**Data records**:
------

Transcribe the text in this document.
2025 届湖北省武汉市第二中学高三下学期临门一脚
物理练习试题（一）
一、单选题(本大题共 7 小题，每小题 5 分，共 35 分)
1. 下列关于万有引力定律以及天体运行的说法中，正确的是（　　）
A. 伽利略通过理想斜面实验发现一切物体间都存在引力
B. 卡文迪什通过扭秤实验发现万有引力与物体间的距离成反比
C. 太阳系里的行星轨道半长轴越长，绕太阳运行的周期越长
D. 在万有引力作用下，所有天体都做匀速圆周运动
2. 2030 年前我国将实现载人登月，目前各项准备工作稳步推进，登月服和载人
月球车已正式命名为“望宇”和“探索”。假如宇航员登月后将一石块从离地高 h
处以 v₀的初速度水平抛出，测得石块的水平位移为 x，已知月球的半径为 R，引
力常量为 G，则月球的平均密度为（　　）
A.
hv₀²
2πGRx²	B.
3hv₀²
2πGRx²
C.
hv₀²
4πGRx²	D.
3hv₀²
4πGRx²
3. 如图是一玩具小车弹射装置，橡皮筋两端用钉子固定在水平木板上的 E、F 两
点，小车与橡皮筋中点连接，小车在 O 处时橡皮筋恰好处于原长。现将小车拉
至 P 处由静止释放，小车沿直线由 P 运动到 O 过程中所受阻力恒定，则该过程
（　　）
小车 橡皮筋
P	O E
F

------

**Instructions for the task**:
All of the records must be repeated exactly.

**Task solution**:
Transcribe the text in this document.
2025 届湖北省武汉市第二中学高三下学期临门一脚
物理练习试题（一）
一、单选题(本大题共 7 小题，每小题 5 分，共 35 分)
1. 下列关于万有引力定律以及天体运行的说法中，正确的是（　　）
A. 伽利略通过理想斜面实验发现一切物体间都存在引力
B. 卡文迪什通过扭秤实验发现万有引力与物体间的距离成反比
C. 太阳系里的行星轨道半长轴越长，绕太阳运行的周期越长
D. 在万有引力作用下，所有天体都做匀速圆周运动
2. 2030 年前我国将实现载人登月，目前各项准备工作稳步推进，登月服和载人
月球车已正式命名为“望宇”和“探索”。假如宇航员登月后将一石块从离地高 h
处以 v₀的初速度水平抛出，测得石块的水平位移为 x，已知月球的半径为 R，引
力常量为 G，则月球的平均密度为（　　）
A.
hv₀²
2πGRx²	B.
3hv₀²
2πGRx²
C.
hv₀²
4πGRx²	D.
3hv₀²
4πGRx²
3. 如图是一玩具小车弹射装置，橡皮筋两端用钉子固定在水平木板上的 E、F 两
点，小车与橡皮筋中点连接，小车在 O 处时橡皮筋恰好处于原长。现将小车拉
至 P 处由静止释放，小车沿直线由 P 运动到 O 过程中所受阻力恒定，则该过程
（　　）
小车 橡皮筋
P	O E
F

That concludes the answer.